DOCUMENT TEXT ▸
Mutation, immune function, enrichment analysis, and drug treatment analysis between the high-risk group and low-risk group
Next, we generated two waterfall plots to explore the detailed gene mutations between the high-risk and low-risk groups, finding that TP53, TTN, and PTEN were the most commonly mutated genes in high-risk and low-risk groups (Fig. 7A, B). Next, we downloaded the immune cell infiltration data from the TCGA database from TIMER 2.0. Spearman correlation analysis revealed a correlation between risk scores and the abundance of immune cells in the GBM tumor microenvironment obtained by various algorithms. E.g., B cells in CIBERSORT, XCELL, and TIMER results were negatively correlated with risk scores (Fig. 7C). Next, using correlation heat maps, we investigated the correlation between the expression levels of the four genes and risk scores and genes associated with common ICIs in the model, respectively. The results showed that higher risk scores were significantly associated with the upregulation of CD276, CD274, and CD44 (Fig. 7D). In addition to this, we explored the correlation between risk score and tumor mutational load (TMB) and the difference in TMB between different risk groups (Fig. 4A), finding no significant association between risk score and TMB. Finally, using the R package “estimate”, we found no significant differences between stromal and immune scores in the high- and low-risk groups (Fig. 4B).

RECORDS SHOWN ▸
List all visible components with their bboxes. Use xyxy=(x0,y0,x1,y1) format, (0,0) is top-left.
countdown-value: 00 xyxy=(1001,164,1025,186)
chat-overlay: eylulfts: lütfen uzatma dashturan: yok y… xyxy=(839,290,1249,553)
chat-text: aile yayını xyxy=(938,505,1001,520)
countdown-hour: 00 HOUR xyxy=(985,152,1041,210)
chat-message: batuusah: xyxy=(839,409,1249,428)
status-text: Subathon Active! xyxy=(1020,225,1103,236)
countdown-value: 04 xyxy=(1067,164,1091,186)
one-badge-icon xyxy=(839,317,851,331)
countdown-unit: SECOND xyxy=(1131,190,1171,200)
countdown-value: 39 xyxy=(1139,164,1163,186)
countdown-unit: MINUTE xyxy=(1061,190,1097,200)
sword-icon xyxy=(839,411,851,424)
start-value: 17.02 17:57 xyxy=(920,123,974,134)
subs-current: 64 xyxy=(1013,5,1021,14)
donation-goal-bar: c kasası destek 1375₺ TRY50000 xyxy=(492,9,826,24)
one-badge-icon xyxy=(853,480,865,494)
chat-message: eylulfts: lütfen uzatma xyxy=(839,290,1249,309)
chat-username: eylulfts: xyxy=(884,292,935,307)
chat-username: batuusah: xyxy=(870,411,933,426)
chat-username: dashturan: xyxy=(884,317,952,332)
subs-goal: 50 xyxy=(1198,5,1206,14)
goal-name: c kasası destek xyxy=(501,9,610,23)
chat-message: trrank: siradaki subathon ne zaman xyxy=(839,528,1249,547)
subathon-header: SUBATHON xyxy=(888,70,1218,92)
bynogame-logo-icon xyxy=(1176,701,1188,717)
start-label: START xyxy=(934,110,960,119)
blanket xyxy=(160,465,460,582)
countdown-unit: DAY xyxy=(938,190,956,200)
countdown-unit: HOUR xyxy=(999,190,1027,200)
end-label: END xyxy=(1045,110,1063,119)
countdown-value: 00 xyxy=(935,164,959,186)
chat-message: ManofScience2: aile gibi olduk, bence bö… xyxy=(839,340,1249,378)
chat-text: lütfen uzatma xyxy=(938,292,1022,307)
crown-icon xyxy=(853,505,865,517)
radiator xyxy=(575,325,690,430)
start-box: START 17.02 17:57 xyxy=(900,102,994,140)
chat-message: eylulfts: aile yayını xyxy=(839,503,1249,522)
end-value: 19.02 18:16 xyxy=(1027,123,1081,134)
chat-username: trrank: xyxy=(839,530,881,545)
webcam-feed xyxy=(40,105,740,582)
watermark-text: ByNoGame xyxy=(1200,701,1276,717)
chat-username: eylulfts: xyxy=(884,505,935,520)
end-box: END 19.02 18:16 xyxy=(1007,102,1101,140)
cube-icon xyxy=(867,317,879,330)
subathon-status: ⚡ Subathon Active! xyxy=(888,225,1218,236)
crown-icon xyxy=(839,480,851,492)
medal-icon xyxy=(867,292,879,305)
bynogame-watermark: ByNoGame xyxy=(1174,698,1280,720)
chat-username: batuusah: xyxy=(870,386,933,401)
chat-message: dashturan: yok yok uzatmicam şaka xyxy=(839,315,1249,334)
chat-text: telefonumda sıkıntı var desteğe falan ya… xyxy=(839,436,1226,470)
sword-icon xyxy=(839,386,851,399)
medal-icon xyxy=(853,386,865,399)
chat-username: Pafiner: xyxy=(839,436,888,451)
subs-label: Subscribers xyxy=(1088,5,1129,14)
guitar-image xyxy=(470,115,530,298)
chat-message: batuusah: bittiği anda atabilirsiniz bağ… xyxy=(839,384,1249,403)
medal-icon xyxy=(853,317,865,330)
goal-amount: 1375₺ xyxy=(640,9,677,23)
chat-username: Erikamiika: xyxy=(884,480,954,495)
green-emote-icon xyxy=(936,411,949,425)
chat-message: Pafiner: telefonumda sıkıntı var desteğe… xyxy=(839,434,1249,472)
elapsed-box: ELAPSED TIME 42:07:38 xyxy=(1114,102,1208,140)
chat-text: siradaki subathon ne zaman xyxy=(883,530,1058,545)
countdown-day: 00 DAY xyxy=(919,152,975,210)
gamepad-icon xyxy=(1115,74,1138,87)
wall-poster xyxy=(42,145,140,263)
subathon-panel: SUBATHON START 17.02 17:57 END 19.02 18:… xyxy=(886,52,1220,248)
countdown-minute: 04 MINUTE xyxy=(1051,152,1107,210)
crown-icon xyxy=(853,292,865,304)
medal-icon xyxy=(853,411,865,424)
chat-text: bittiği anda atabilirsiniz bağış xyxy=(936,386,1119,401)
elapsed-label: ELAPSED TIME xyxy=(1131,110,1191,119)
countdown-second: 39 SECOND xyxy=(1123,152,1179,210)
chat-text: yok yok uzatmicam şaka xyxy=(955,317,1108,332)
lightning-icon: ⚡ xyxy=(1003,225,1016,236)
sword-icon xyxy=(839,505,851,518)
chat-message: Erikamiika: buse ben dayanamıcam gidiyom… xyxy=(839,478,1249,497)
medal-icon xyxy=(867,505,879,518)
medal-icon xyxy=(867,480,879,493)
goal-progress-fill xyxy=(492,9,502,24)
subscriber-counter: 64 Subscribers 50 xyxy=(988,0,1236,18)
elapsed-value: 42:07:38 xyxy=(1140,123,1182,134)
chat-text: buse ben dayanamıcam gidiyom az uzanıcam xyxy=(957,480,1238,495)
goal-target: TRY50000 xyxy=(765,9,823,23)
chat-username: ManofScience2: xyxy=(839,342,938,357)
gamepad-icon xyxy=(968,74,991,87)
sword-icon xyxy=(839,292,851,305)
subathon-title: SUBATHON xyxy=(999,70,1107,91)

PROBLEM STATEMENT ▸ List every figure panel cited in the passage on high-risk and low-risk groups, in the order they first appear. You can complete the task without the items.

RESPONSE BELOW ▸
Fig. 7A
Fig. 7B
Fig. 7C
Fig. 7D
Fig. 4A
Fig. 4B